WORKING DATA:
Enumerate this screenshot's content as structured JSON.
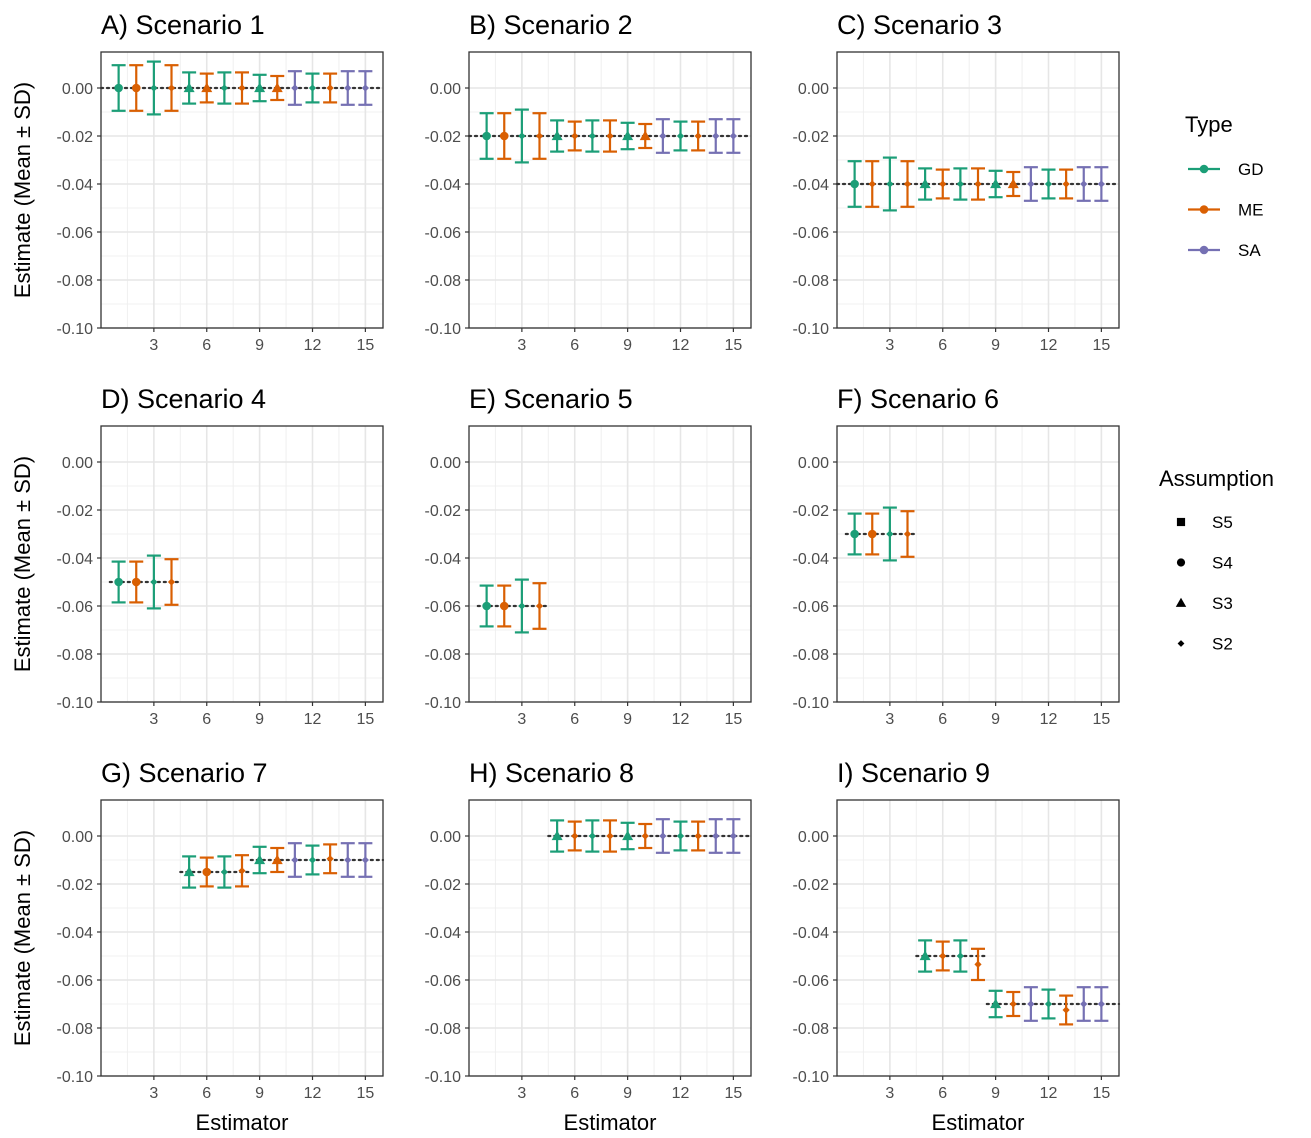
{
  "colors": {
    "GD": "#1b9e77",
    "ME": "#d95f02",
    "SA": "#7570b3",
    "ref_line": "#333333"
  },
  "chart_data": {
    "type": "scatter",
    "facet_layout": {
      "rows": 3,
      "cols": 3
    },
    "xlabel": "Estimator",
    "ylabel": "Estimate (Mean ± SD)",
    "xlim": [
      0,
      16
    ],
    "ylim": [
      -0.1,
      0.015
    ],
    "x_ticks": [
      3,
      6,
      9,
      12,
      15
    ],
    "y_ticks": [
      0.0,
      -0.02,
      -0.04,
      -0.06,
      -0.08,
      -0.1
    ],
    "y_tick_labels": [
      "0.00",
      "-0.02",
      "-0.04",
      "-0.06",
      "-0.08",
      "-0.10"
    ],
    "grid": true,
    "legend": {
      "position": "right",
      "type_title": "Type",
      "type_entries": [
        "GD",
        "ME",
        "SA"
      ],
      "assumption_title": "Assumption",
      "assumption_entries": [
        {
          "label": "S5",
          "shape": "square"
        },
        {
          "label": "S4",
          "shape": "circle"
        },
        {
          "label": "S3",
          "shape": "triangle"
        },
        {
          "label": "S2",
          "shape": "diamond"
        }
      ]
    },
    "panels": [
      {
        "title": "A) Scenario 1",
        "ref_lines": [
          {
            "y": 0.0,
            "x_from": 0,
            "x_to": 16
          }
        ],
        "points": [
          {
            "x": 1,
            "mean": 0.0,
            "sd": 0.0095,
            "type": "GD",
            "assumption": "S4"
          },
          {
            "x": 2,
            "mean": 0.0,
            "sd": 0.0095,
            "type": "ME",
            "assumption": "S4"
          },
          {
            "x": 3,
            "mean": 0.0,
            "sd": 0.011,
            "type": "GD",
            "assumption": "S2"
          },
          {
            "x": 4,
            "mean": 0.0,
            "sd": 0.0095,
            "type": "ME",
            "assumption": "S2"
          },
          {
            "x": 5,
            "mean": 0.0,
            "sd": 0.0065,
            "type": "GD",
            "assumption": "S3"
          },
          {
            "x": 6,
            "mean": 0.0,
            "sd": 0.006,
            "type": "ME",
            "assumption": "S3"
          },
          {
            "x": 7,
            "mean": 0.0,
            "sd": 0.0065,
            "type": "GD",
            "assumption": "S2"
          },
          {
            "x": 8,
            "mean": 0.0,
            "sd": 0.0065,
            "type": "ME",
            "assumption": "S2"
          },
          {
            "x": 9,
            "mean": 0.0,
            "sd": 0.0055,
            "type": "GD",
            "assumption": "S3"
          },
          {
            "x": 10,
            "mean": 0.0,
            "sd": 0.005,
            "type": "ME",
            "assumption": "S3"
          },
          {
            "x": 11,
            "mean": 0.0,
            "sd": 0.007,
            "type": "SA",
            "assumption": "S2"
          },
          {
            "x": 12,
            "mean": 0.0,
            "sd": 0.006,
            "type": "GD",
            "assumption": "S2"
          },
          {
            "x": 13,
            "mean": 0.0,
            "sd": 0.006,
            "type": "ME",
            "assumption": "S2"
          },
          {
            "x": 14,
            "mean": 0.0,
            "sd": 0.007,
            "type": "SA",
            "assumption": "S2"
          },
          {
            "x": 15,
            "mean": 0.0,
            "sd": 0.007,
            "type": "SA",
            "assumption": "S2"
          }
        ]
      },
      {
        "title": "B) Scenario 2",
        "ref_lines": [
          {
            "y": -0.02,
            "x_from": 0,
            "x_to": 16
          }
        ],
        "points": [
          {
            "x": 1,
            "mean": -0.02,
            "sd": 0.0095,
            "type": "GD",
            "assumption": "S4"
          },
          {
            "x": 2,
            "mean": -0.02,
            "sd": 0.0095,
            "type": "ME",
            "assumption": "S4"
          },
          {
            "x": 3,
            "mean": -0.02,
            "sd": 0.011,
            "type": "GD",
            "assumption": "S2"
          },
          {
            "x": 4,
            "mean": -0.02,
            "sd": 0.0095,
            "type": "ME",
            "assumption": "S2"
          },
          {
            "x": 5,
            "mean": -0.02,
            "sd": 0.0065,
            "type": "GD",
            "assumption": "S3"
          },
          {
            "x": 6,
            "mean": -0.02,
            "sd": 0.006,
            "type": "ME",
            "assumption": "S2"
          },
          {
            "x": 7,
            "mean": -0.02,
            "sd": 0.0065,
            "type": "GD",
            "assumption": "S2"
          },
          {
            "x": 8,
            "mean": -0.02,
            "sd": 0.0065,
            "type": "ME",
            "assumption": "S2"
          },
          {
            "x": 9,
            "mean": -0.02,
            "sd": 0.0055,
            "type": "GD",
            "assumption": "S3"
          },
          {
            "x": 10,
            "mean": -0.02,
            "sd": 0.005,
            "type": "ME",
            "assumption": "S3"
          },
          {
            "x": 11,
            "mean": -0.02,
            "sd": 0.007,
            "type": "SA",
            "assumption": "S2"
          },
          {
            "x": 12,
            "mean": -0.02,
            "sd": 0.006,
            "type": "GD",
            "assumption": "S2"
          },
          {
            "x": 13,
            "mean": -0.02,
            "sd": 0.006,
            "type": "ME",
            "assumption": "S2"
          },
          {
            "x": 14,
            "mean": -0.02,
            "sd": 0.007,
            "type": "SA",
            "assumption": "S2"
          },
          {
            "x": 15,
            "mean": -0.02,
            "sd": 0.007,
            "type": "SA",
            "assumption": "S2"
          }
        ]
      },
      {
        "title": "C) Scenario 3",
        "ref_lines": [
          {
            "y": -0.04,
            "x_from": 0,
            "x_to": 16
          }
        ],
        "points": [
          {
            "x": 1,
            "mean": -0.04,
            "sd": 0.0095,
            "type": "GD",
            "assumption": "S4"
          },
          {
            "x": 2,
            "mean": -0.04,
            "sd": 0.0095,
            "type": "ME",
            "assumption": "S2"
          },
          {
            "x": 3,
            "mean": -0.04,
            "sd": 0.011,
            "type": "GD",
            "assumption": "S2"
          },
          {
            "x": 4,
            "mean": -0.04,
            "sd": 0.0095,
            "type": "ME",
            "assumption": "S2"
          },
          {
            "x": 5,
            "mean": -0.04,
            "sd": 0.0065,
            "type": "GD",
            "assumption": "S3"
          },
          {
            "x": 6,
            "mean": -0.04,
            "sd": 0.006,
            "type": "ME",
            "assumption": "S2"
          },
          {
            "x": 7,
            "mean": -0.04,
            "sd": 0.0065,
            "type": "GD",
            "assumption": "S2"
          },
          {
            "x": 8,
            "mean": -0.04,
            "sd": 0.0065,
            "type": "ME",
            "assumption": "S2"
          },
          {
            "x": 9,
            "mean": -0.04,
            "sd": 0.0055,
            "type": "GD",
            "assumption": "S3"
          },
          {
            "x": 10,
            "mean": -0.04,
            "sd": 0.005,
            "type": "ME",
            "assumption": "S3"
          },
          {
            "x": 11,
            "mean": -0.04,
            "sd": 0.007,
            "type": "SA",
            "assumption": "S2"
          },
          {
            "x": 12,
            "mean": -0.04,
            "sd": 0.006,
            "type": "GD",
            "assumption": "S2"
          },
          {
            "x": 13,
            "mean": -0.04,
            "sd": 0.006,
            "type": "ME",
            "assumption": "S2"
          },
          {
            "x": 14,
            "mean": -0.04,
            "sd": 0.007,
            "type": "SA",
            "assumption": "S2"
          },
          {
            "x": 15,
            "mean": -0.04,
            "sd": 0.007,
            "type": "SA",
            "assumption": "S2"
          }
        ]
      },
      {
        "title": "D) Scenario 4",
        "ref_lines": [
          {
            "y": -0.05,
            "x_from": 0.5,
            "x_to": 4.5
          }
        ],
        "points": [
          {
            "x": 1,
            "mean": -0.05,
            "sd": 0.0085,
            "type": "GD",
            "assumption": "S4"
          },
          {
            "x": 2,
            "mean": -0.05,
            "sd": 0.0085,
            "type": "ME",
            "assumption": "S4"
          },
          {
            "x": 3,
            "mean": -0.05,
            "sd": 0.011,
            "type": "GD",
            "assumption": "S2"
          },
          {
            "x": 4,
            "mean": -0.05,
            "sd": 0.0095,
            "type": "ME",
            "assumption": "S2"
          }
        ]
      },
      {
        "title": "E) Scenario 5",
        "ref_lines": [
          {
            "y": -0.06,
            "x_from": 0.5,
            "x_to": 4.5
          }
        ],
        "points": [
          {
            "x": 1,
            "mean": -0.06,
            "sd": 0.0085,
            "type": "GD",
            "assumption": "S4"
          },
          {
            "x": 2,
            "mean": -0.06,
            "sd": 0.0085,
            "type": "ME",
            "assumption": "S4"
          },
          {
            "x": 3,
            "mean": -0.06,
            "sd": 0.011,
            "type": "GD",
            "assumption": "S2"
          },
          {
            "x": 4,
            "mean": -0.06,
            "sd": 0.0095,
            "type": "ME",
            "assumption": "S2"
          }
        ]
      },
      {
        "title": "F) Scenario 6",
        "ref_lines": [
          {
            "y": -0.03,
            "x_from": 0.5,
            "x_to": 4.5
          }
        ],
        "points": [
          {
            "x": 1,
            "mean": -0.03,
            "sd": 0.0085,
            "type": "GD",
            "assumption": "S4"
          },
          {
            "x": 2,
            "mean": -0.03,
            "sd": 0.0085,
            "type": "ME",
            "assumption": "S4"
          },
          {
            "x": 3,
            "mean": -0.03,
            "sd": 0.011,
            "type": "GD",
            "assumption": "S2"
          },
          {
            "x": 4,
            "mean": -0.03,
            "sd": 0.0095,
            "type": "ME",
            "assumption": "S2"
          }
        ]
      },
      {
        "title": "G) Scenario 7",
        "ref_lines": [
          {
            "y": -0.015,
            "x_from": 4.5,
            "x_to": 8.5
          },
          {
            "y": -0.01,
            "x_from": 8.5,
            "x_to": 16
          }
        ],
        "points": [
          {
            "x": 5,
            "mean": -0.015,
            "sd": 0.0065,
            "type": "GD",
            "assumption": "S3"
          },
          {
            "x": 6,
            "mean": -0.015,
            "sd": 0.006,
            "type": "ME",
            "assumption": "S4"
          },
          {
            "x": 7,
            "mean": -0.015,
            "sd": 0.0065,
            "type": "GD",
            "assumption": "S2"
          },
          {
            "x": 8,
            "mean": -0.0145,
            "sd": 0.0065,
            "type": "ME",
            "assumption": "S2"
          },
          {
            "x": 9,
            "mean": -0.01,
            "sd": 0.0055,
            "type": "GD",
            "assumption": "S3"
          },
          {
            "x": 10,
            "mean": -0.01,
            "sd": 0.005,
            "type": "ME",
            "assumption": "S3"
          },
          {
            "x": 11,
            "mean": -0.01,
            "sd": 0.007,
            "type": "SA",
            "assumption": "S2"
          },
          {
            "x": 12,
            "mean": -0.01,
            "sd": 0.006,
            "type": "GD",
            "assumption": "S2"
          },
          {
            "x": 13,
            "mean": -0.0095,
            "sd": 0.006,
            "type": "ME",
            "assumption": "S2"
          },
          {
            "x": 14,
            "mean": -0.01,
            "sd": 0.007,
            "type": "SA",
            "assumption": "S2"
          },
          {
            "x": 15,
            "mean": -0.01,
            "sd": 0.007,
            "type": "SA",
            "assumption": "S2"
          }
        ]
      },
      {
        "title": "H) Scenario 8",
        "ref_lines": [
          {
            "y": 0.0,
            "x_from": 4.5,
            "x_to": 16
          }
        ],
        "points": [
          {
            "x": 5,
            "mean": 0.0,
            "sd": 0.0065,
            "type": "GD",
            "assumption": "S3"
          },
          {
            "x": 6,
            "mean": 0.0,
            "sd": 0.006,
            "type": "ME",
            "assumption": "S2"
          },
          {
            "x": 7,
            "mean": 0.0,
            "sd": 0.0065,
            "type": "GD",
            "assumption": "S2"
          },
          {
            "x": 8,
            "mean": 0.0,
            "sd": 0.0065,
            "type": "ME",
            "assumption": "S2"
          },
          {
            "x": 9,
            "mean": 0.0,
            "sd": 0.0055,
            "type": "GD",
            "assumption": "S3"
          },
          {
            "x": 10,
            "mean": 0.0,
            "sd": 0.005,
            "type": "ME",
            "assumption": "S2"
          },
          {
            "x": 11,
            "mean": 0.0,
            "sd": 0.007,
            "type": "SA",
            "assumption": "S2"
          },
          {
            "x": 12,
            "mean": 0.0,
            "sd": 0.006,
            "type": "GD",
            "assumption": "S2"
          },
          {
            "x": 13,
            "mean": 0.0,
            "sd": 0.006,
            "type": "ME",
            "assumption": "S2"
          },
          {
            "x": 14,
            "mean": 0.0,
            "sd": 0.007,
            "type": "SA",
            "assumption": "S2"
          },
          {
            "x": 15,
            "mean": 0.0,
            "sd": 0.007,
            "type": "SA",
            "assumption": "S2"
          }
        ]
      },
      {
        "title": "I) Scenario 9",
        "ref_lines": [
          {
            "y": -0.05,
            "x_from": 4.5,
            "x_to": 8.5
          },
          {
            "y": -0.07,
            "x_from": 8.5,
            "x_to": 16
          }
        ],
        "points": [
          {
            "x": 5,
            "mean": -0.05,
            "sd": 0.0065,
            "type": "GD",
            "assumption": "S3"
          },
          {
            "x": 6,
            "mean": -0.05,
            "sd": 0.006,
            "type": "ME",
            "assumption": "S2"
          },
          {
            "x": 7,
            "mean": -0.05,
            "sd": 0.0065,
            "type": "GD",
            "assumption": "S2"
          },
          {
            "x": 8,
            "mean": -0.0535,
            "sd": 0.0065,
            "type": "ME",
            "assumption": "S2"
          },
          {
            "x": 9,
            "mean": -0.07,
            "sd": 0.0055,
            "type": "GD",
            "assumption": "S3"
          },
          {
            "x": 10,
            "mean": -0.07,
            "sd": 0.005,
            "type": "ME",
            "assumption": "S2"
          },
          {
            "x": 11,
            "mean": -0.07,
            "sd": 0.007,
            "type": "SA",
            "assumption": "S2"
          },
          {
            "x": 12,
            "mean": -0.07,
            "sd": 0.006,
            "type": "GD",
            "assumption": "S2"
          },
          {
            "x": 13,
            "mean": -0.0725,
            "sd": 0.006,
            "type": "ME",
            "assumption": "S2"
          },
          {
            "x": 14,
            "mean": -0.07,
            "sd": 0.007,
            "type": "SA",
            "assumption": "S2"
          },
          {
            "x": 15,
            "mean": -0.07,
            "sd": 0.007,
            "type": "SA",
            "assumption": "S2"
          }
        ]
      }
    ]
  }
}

STATED GOAL: Count how many lines of the data include the word "shape". Your reply should be that number alone.

SOLUTION: 4